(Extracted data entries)
○ ○ ○
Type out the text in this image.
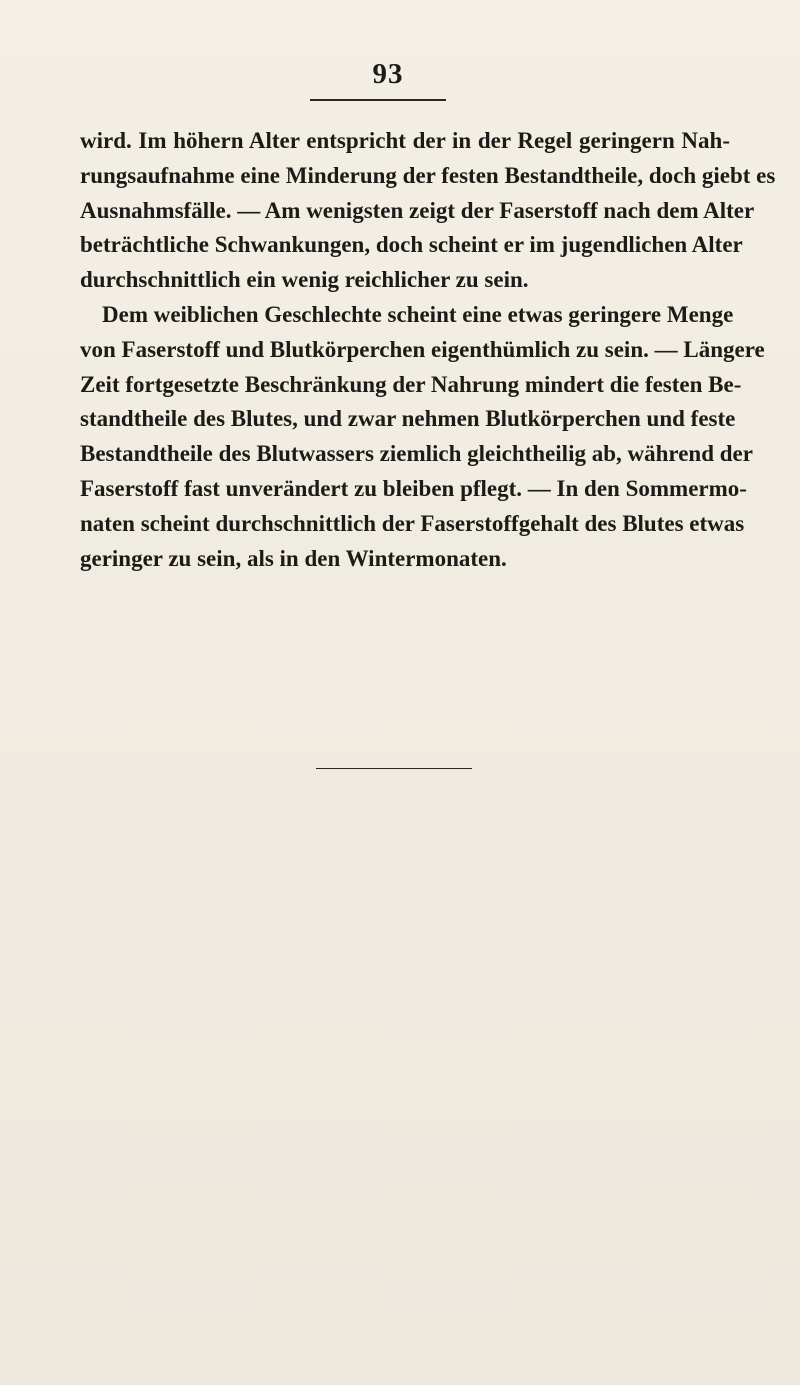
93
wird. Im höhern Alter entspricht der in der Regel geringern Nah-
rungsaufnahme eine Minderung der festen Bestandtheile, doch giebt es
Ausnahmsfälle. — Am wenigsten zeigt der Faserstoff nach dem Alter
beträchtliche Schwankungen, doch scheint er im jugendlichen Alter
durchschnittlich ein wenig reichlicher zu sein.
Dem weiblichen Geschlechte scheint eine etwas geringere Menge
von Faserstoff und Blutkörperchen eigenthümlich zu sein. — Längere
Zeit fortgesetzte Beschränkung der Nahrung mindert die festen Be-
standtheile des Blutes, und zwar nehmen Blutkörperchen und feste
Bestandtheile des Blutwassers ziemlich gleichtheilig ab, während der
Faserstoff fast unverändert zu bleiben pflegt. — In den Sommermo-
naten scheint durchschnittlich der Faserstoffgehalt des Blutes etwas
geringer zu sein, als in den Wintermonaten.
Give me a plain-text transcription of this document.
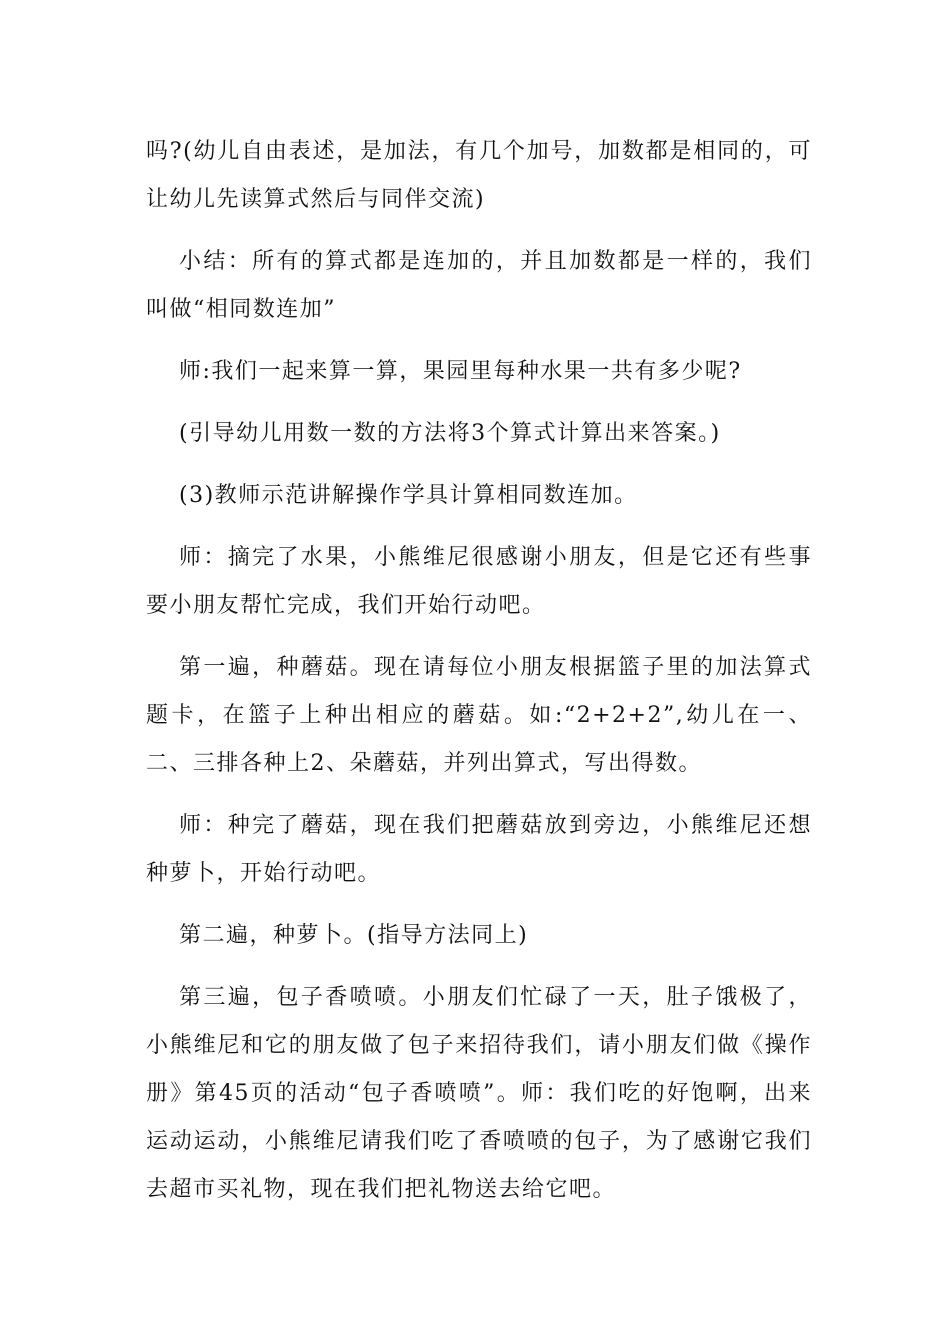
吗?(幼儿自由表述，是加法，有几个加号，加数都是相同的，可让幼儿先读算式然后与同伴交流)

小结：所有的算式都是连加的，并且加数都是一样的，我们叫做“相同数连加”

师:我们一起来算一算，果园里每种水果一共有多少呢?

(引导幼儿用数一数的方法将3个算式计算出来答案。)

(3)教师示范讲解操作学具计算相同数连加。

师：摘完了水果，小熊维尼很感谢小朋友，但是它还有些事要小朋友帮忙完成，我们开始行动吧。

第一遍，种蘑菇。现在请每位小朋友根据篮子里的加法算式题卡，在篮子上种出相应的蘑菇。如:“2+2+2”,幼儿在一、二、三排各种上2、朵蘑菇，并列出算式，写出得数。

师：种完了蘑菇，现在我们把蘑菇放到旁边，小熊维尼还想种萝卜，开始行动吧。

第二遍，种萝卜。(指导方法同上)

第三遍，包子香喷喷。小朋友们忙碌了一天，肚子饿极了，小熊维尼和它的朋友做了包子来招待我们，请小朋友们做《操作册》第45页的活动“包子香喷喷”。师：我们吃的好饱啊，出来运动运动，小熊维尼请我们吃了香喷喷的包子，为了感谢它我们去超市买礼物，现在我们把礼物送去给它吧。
○ ○ ○
**Exercise aim**
Set down the records in full and exactly. Do not carry over any image.

**Exercise result**
Type out the text in this image.
93
wird. Im höhern Alter entspricht der in der Regel geringern Nah-
rungsaufnahme eine Minderung der festen Bestandtheile, doch giebt es
Ausnahmsfälle. — Am wenigsten zeigt der Faserstoff nach dem Alter
beträchtliche Schwankungen, doch scheint er im jugendlichen Alter
durchschnittlich ein wenig reichlicher zu sein.
Dem weiblichen Geschlechte scheint eine etwas geringere Menge
von Faserstoff und Blutkörperchen eigenthümlich zu sein. — Längere
Zeit fortgesetzte Beschränkung der Nahrung mindert die festen Be-
standtheile des Blutes, und zwar nehmen Blutkörperchen und feste
Bestandtheile des Blutwassers ziemlich gleichtheilig ab, während der
Faserstoff fast unverändert zu bleiben pflegt. — In den Sommermo-
naten scheint durchschnittlich der Faserstoffgehalt des Blutes etwas
geringer zu sein, als in den Wintermonaten.
Give me a plain-text transcription of this document.
吗?(幼儿自由表述，是加法，有几个加号，加数都是相同的，可让幼儿先读算式然后与同伴交流)

小结：所有的算式都是连加的，并且加数都是一样的，我们叫做“相同数连加”

师:我们一起来算一算，果园里每种水果一共有多少呢?

(引导幼儿用数一数的方法将3个算式计算出来答案。)

(3)教师示范讲解操作学具计算相同数连加。

师：摘完了水果，小熊维尼很感谢小朋友，但是它还有些事要小朋友帮忙完成，我们开始行动吧。

第一遍，种蘑菇。现在请每位小朋友根据篮子里的加法算式题卡，在篮子上种出相应的蘑菇。如:“2+2+2”,幼儿在一、二、三排各种上2、朵蘑菇，并列出算式，写出得数。

师：种完了蘑菇，现在我们把蘑菇放到旁边，小熊维尼还想种萝卜，开始行动吧。

第二遍，种萝卜。(指导方法同上)

第三遍，包子香喷喷。小朋友们忙碌了一天，肚子饿极了，小熊维尼和它的朋友做了包子来招待我们，请小朋友们做《操作册》第45页的活动“包子香喷喷”。师：我们吃的好饱啊，出来运动运动，小熊维尼请我们吃了香喷喷的包子，为了感谢它我们去超市买礼物，现在我们把礼物送去给它吧。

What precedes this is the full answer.